_REQUIREMENT_
Update the entries below by changing every "y2-tick-label" to "secondary-y-tick-label" and leaving everything else unchanged.

_MATERIALS PROVIDED_
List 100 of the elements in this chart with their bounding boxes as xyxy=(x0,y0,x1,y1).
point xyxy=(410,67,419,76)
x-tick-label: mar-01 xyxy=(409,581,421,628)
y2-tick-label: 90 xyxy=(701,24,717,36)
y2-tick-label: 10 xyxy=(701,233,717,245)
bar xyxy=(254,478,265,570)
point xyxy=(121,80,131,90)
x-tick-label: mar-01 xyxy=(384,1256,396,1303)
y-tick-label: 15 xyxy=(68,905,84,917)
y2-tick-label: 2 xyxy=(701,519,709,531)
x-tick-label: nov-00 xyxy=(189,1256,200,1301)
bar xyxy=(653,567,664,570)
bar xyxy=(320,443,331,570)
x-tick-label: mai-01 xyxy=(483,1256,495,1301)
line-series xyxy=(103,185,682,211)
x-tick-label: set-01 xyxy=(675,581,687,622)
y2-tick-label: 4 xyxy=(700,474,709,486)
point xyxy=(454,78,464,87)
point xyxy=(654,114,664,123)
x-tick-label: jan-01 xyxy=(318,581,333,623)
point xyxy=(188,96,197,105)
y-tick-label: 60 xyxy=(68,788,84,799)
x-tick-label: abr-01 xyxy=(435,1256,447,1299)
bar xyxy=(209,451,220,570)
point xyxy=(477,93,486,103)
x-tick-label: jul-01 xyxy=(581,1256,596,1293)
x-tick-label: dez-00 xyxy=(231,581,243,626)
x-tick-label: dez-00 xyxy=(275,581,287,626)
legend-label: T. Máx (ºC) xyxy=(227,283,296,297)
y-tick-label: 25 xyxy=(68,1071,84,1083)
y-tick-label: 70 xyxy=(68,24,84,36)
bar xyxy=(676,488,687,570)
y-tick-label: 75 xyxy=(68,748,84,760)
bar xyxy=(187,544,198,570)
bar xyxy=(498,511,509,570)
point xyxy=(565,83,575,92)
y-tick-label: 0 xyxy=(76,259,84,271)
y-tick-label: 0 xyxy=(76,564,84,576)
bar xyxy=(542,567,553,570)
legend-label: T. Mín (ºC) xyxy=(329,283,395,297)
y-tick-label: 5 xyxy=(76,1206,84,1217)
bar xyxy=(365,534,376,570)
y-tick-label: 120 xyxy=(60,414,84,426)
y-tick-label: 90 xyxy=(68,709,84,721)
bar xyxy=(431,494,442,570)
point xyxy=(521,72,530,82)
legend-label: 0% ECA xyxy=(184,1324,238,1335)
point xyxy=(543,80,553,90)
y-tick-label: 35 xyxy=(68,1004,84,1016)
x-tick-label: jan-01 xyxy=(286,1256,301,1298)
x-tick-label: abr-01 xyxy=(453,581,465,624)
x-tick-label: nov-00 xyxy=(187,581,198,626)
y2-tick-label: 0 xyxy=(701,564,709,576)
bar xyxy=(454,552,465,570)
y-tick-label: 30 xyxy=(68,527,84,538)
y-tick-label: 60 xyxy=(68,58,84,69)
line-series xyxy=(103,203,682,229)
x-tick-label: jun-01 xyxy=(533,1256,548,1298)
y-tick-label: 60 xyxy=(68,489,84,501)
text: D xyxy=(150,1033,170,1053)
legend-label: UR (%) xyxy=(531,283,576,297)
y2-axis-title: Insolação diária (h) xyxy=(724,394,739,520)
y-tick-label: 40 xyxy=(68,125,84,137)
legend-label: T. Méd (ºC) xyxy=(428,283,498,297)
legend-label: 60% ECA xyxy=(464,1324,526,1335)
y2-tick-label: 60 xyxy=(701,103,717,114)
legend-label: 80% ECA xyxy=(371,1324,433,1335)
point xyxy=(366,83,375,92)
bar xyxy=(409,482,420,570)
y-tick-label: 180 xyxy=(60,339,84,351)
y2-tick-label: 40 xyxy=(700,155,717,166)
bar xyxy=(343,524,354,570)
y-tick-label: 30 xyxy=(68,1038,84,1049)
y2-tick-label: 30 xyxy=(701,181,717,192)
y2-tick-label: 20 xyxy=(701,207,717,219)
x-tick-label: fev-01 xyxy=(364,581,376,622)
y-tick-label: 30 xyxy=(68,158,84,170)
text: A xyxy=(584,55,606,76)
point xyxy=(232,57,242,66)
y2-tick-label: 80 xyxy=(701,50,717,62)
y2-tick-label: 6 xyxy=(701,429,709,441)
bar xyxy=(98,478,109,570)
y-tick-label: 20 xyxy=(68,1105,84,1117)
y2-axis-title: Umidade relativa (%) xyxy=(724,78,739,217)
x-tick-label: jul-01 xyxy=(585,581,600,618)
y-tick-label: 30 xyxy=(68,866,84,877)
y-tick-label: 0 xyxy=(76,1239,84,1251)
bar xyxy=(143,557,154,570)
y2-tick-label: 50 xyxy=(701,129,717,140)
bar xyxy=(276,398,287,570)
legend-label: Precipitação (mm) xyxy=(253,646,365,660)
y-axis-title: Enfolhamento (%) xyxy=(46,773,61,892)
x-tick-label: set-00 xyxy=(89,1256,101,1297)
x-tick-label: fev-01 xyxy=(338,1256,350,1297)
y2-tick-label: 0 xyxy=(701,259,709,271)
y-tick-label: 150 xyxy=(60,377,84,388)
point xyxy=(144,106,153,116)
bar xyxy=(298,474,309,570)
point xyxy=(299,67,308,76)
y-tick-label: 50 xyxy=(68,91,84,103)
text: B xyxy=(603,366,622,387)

_EXERCISE OUTPUT_
List 100 of the elements in this chart with their bounding boxes as xyxy=(x0,y0,x1,y1).
point xyxy=(410,67,419,76)
x-tick-label: mar-01 xyxy=(409,581,421,628)
secondary-y-tick-label: 90 xyxy=(701,24,717,36)
secondary-y-tick-label: 10 xyxy=(701,233,717,245)
bar xyxy=(254,478,265,570)
point xyxy=(121,80,131,90)
x-tick-label: mar-01 xyxy=(384,1256,396,1303)
y-tick-label: 15 xyxy=(68,905,84,917)
secondary-y-tick-label: 2 xyxy=(701,519,709,531)
x-tick-label: nov-00 xyxy=(189,1256,200,1301)
bar xyxy=(653,567,664,570)
bar xyxy=(320,443,331,570)
x-tick-label: mai-01 xyxy=(483,1256,495,1301)
line-series xyxy=(103,185,682,211)
x-tick-label: set-01 xyxy=(675,581,687,622)
secondary-y-tick-label: 4 xyxy=(700,474,709,486)
point xyxy=(454,78,464,87)
point xyxy=(654,114,664,123)
x-tick-label: jan-01 xyxy=(318,581,333,623)
point xyxy=(188,96,197,105)
y-tick-label: 60 xyxy=(68,788,84,799)
x-tick-label: abr-01 xyxy=(435,1256,447,1299)
bar xyxy=(209,451,220,570)
point xyxy=(477,93,486,103)
x-tick-label: jul-01 xyxy=(581,1256,596,1293)
x-tick-label: dez-00 xyxy=(231,581,243,626)
x-tick-label: dez-00 xyxy=(275,581,287,626)
legend-label: T. Máx (ºC) xyxy=(227,283,296,297)
y-tick-label: 25 xyxy=(68,1071,84,1083)
y-tick-label: 70 xyxy=(68,24,84,36)
bar xyxy=(676,488,687,570)
y-tick-label: 75 xyxy=(68,748,84,760)
bar xyxy=(187,544,198,570)
bar xyxy=(498,511,509,570)
point xyxy=(565,83,575,92)
y-tick-label: 0 xyxy=(76,259,84,271)
y-tick-label: 0 xyxy=(76,564,84,576)
bar xyxy=(542,567,553,570)
legend-label: T. Mín (ºC) xyxy=(329,283,395,297)
y-tick-label: 5 xyxy=(76,1206,84,1217)
bar xyxy=(365,534,376,570)
y-tick-label: 120 xyxy=(60,414,84,426)
y-tick-label: 90 xyxy=(68,709,84,721)
bar xyxy=(431,494,442,570)
point xyxy=(521,72,530,82)
legend-label: 0% ECA xyxy=(184,1324,238,1335)
point xyxy=(543,80,553,90)
y-tick-label: 35 xyxy=(68,1004,84,1016)
x-tick-label: jan-01 xyxy=(286,1256,301,1298)
x-tick-label: abr-01 xyxy=(453,581,465,624)
x-tick-label: nov-00 xyxy=(187,581,198,626)
secondary-y-tick-label: 0 xyxy=(701,564,709,576)
bar xyxy=(454,552,465,570)
y-tick-label: 30 xyxy=(68,527,84,538)
y-tick-label: 60 xyxy=(68,58,84,69)
line-series xyxy=(103,203,682,229)
x-tick-label: jun-01 xyxy=(533,1256,548,1298)
y-tick-label: 60 xyxy=(68,489,84,501)
text: D xyxy=(150,1033,170,1053)
legend-label: UR (%) xyxy=(531,283,576,297)
y2-axis-title: Insolação diária (h) xyxy=(724,394,739,520)
y-tick-label: 40 xyxy=(68,125,84,137)
legend-label: T. Méd (ºC) xyxy=(428,283,498,297)
legend-label: 60% ECA xyxy=(464,1324,526,1335)
secondary-y-tick-label: 60 xyxy=(701,103,717,114)
legend-label: 80% ECA xyxy=(371,1324,433,1335)
point xyxy=(366,83,375,92)
bar xyxy=(409,482,420,570)
y-tick-label: 180 xyxy=(60,339,84,351)
secondary-y-tick-label: 40 xyxy=(700,155,717,166)
bar xyxy=(343,524,354,570)
y-tick-label: 30 xyxy=(68,1038,84,1049)
secondary-y-tick-label: 30 xyxy=(701,181,717,192)
secondary-y-tick-label: 20 xyxy=(701,207,717,219)
x-tick-label: fev-01 xyxy=(364,581,376,622)
y-tick-label: 30 xyxy=(68,158,84,170)
text: A xyxy=(584,55,606,76)
point xyxy=(232,57,242,66)
secondary-y-tick-label: 80 xyxy=(701,50,717,62)
secondary-y-tick-label: 6 xyxy=(701,429,709,441)
bar xyxy=(98,478,109,570)
y-tick-label: 20 xyxy=(68,1105,84,1117)
y2-axis-title: Umidade relativa (%) xyxy=(724,78,739,217)
x-tick-label: jul-01 xyxy=(585,581,600,618)
y-tick-label: 30 xyxy=(68,866,84,877)
y-tick-label: 0 xyxy=(76,1239,84,1251)
bar xyxy=(143,557,154,570)
secondary-y-tick-label: 50 xyxy=(701,129,717,140)
bar xyxy=(276,398,287,570)
legend-label: Precipitação (mm) xyxy=(253,646,365,660)
y-axis-title: Enfolhamento (%) xyxy=(46,773,61,892)
x-tick-label: set-00 xyxy=(89,1256,101,1297)
x-tick-label: fev-01 xyxy=(338,1256,350,1297)
secondary-y-tick-label: 0 xyxy=(701,259,709,271)
y-tick-label: 150 xyxy=(60,377,84,388)
point xyxy=(144,106,153,116)
bar xyxy=(298,474,309,570)
point xyxy=(299,67,308,76)
y-tick-label: 50 xyxy=(68,91,84,103)
text: B xyxy=(603,366,622,387)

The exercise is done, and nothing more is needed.